수행할 지시 ▸
아래 자료에서 "data-point — [379, 375, 389, 385]" 문구가 있는 줄부터 "data-point — [471, 70, 481, 80]" 문구가 있는 줄까지 한 글자도 바꾸지 말고 그대로 옮겨 적으시오. 처음과 끝 줄을 포함하고, 그 밖의 줄은 적지 마시오.

##### 과제용 자료

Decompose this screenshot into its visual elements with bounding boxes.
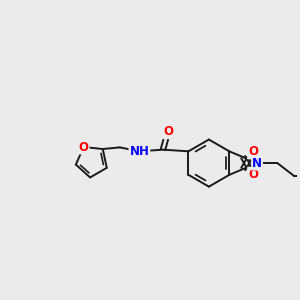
- Text: O: O: [79, 140, 88, 154]
- Text: N: N: [252, 157, 262, 169]
- Text: O: O: [163, 125, 173, 138]
- Text: NH: NH: [130, 145, 149, 158]
- Text: O: O: [248, 146, 258, 158]
- Text: O: O: [248, 168, 258, 181]
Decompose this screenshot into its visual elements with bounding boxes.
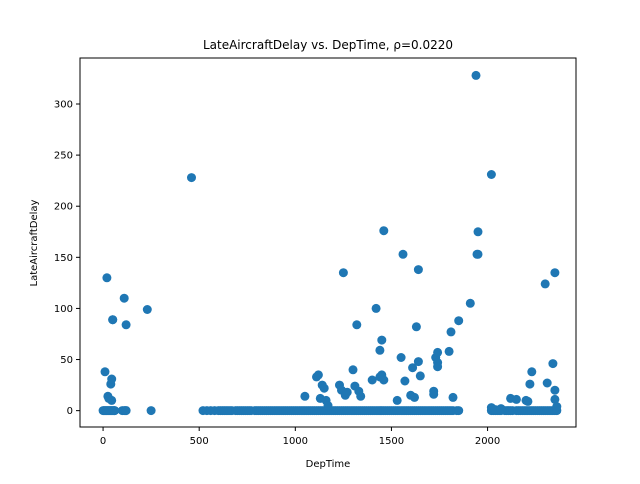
data-point — [379, 375, 389, 385]
data-point — [107, 374, 117, 384]
data-point — [415, 371, 425, 381]
data-point — [375, 345, 385, 355]
data-point — [411, 322, 421, 332]
data-point — [146, 406, 156, 416]
data-point — [471, 70, 481, 80]
x-tick-label: 1000 — [283, 436, 308, 447]
data-point — [119, 293, 129, 303]
data-point — [448, 392, 458, 402]
data-point — [319, 383, 329, 393]
data-point — [413, 357, 423, 367]
data-point — [454, 316, 464, 326]
data-point — [379, 226, 389, 236]
data-point — [527, 367, 537, 377]
y-tick-label: 100 — [54, 304, 73, 315]
data-point — [550, 385, 560, 395]
data-point — [342, 387, 352, 397]
data-point — [523, 396, 533, 406]
data-point — [552, 402, 562, 412]
y-tick-label: 0 — [67, 406, 73, 417]
data-point — [542, 378, 552, 388]
chart-title: LateAircraftDelay vs. DepTime, ρ=0.0220 — [203, 38, 453, 52]
x-axis-label: DepTime — [306, 459, 351, 470]
x-axis-ticks: 0 500 1000 1500 2000 — [100, 427, 500, 447]
data-point — [429, 389, 439, 399]
data-point — [348, 365, 358, 375]
data-point — [300, 391, 310, 401]
y-tick-label: 200 — [54, 202, 73, 213]
data-point — [121, 406, 131, 416]
data-point — [444, 346, 454, 356]
data-point — [525, 379, 535, 389]
data-point — [392, 395, 402, 405]
data-point — [352, 320, 362, 330]
data-point — [142, 305, 152, 314]
data-point — [400, 376, 410, 386]
data-point — [121, 320, 131, 330]
data-point — [473, 227, 483, 237]
data-point — [323, 401, 333, 410]
x-tick-label: 1500 — [379, 436, 404, 447]
data-point — [550, 394, 560, 404]
data-point — [396, 353, 406, 362]
data-point — [367, 375, 377, 385]
data-point — [496, 404, 506, 414]
data-point — [454, 406, 464, 416]
data-point — [413, 265, 423, 275]
data-point — [110, 406, 120, 416]
y-tick-label: 50 — [60, 355, 73, 366]
data-point — [371, 303, 381, 313]
data-point — [473, 249, 483, 259]
data-point — [408, 363, 418, 373]
data-point — [511, 394, 521, 404]
data-points — [98, 70, 562, 416]
data-point — [338, 268, 348, 278]
x-tick-label: 500 — [190, 436, 209, 447]
y-tick-label: 150 — [54, 253, 73, 264]
data-point — [465, 298, 475, 308]
data-point — [107, 395, 117, 405]
data-point — [446, 327, 456, 337]
data-point — [540, 279, 550, 289]
data-point — [410, 392, 419, 402]
data-point — [377, 335, 387, 345]
data-point — [187, 173, 196, 183]
data-point — [356, 391, 366, 401]
y-axis-ticks: 0 50 100 150 200 250 300 — [54, 99, 80, 417]
x-tick-label: 0 — [100, 436, 106, 447]
plot-frame — [79, 57, 577, 428]
data-point — [433, 362, 443, 372]
data-point — [433, 347, 443, 357]
data-point — [108, 315, 118, 325]
x-tick-label: 2000 — [475, 436, 500, 447]
data-point — [100, 367, 110, 377]
data-point — [548, 359, 558, 369]
y-tick-label: 300 — [54, 99, 73, 110]
data-point — [398, 249, 408, 259]
y-axis-label: LateAircraftDelay — [29, 199, 40, 286]
data-point — [550, 268, 560, 278]
data-point — [486, 170, 496, 179]
data-point — [313, 370, 323, 380]
y-tick-label: 250 — [54, 151, 73, 162]
data-point — [102, 273, 112, 283]
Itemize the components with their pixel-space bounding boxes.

##########

예상 출력 ▸
data-point — [379, 375, 389, 385]
data-point — [107, 374, 117, 384]
data-point — [415, 371, 425, 381]
data-point — [375, 345, 385, 355]
data-point — [411, 322, 421, 332]
data-point — [146, 406, 156, 416]
data-point — [471, 70, 481, 80]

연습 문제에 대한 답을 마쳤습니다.